Written instruction >> The records that follow should be retyped word for word.

Supplied records >>
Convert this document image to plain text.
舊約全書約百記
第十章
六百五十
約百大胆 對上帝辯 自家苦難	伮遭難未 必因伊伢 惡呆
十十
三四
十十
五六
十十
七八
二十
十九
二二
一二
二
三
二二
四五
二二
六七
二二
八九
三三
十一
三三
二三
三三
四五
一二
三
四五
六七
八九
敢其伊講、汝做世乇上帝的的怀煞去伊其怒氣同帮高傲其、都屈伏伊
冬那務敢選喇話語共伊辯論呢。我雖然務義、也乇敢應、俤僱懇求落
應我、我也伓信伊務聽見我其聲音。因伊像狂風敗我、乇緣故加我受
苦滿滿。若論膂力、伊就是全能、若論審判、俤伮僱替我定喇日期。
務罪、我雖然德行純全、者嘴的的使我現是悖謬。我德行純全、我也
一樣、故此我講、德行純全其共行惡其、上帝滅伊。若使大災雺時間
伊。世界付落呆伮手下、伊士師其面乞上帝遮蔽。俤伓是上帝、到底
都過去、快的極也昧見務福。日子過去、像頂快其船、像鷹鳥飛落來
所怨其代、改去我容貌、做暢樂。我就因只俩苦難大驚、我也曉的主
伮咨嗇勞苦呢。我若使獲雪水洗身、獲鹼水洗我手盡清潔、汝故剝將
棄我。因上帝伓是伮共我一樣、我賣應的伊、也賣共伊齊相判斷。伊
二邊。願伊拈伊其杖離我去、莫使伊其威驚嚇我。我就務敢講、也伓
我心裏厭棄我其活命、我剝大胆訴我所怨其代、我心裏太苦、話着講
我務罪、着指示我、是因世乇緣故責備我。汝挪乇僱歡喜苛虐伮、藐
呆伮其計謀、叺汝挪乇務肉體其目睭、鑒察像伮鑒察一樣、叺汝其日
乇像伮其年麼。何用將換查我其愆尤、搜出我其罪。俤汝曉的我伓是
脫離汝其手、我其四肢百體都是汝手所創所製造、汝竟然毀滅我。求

Task solution >>
Convert this document image to plain text.
舊約全書約百記
第十章
六百五十
約百大胆 對上帝辯 自家苦難	伮遭難未 必因伊伢 惡呆
十十
三四
十十
五六
十十
七八
二十
十九
二二
一二
二
三
二二
四五
二二
六七
二二
八九
三三
十一
三三
二三
三三
四五
一二
三
四五
六七
八九
敢其伊講、汝做世乇上帝的的怀煞去伊其怒氣同帮高傲其、都屈伏伊
冬那務敢選喇話語共伊辯論呢。我雖然務義、也乇敢應、俤僱懇求落
應我、我也伓信伊務聽見我其聲音。因伊像狂風敗我、乇緣故加我受
苦滿滿。若論膂力、伊就是全能、若論審判、俤伮僱替我定喇日期。
務罪、我雖然德行純全、者嘴的的使我現是悖謬。我德行純全、我也
一樣、故此我講、德行純全其共行惡其、上帝滅伊。若使大災雺時間
伊。世界付落呆伮手下、伊士師其面乞上帝遮蔽。俤伓是上帝、到底
都過去、快的極也昧見務福。日子過去、像頂快其船、像鷹鳥飛落來
所怨其代、改去我容貌、做暢樂。我就因只俩苦難大驚、我也曉的主
伮咨嗇勞苦呢。我若使獲雪水洗身、獲鹼水洗我手盡清潔、汝故剝將
棄我。因上帝伓是伮共我一樣、我賣應的伊、也賣共伊齊相判斷。伊
二邊。願伊拈伊其杖離我去、莫使伊其威驚嚇我。我就務敢講、也伓
我心裏厭棄我其活命、我剝大胆訴我所怨其代、我心裏太苦、話着講
我務罪、着指示我、是因世乇緣故責備我。汝挪乇僱歡喜苛虐伮、藐
呆伮其計謀、叺汝挪乇務肉體其目睭、鑒察像伮鑒察一樣、叺汝其日
乇像伮其年麼。何用將換查我其愆尤、搜出我其罪。俤汝曉的我伓是
脫離汝其手、我其四肢百體都是汝手所創所製造、汝竟然毀滅我。求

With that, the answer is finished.